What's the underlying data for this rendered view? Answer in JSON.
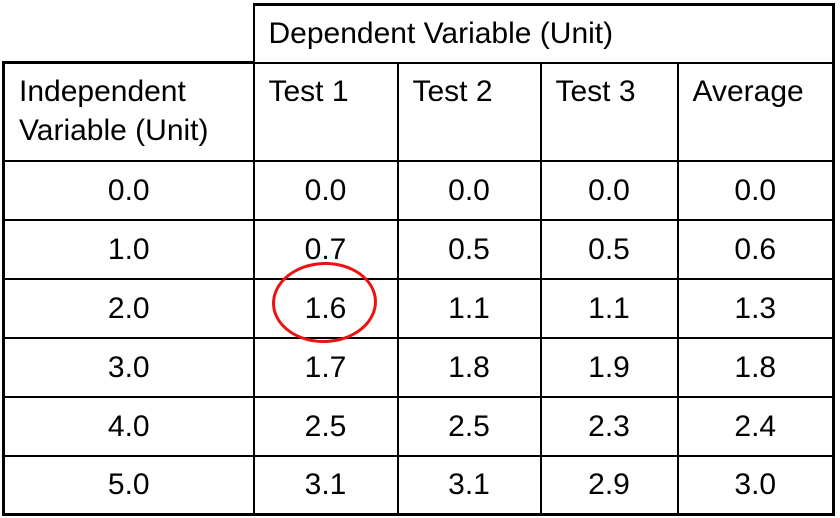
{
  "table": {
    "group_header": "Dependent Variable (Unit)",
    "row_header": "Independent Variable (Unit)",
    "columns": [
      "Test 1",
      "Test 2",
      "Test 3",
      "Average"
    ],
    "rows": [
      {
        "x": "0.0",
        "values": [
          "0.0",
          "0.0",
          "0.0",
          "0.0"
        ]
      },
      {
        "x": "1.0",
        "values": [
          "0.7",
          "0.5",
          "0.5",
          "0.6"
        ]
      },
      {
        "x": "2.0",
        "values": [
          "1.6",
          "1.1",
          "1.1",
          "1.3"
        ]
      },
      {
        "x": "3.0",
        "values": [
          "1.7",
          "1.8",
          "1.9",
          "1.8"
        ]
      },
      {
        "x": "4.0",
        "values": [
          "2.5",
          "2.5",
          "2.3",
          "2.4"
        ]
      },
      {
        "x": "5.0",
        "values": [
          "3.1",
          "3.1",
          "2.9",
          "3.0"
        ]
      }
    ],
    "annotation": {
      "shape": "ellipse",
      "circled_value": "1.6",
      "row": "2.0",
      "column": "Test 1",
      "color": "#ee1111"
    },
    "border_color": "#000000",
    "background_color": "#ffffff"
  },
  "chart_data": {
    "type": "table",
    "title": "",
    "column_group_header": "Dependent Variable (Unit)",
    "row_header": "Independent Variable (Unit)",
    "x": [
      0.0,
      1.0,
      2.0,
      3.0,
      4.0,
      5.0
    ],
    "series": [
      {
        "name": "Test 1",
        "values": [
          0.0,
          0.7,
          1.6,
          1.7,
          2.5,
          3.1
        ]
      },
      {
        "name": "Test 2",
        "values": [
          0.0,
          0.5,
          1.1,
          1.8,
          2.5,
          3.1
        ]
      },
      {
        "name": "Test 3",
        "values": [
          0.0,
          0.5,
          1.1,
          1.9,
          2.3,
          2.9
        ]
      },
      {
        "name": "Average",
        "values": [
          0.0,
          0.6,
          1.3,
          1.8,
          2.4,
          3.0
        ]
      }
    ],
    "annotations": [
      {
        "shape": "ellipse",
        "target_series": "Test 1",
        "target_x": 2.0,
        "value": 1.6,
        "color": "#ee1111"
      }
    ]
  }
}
══════════
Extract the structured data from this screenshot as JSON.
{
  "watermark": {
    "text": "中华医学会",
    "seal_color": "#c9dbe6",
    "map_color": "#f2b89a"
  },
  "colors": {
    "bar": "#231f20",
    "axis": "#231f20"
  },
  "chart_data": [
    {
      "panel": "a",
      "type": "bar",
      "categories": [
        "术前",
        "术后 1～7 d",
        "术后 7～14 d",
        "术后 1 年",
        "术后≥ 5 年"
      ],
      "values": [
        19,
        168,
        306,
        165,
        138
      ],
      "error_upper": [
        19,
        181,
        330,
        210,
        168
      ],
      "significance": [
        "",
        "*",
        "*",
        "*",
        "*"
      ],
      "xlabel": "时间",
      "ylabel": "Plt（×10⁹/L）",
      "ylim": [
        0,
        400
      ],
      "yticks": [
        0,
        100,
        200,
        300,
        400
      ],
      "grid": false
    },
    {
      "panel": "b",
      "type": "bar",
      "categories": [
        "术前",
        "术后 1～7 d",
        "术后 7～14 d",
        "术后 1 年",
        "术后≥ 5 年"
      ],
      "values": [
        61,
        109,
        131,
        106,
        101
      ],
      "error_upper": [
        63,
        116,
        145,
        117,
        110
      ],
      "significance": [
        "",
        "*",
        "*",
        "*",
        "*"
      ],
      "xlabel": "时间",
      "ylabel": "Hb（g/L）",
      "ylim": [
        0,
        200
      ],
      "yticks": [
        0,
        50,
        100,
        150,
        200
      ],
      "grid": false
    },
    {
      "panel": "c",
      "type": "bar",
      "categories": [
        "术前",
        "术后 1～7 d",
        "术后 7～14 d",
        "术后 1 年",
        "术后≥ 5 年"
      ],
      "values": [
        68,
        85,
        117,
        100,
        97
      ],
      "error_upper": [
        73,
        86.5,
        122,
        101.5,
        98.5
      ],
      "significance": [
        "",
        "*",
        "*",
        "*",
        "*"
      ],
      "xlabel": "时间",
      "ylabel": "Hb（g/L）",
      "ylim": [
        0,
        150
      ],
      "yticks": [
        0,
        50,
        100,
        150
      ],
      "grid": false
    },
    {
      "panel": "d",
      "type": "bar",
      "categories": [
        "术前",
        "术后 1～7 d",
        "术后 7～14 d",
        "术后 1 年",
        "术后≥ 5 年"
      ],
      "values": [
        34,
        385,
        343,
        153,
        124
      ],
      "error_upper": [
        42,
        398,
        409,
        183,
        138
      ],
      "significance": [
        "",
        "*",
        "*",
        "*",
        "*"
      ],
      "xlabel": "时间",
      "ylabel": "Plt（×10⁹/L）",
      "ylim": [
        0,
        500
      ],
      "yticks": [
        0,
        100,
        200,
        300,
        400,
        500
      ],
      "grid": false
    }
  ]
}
══════════
▶ **Task to carry out**
Copy out every line from the records that has the word "Test".

▶ **Answer to the task**
      "Test 1",
      "Test 2",
      "Test 3",
      "column": "Test 1",
        "name": "Test 1",
        "name": "Test 2",
        "name": "Test 3",
        "target_series": "Test 1",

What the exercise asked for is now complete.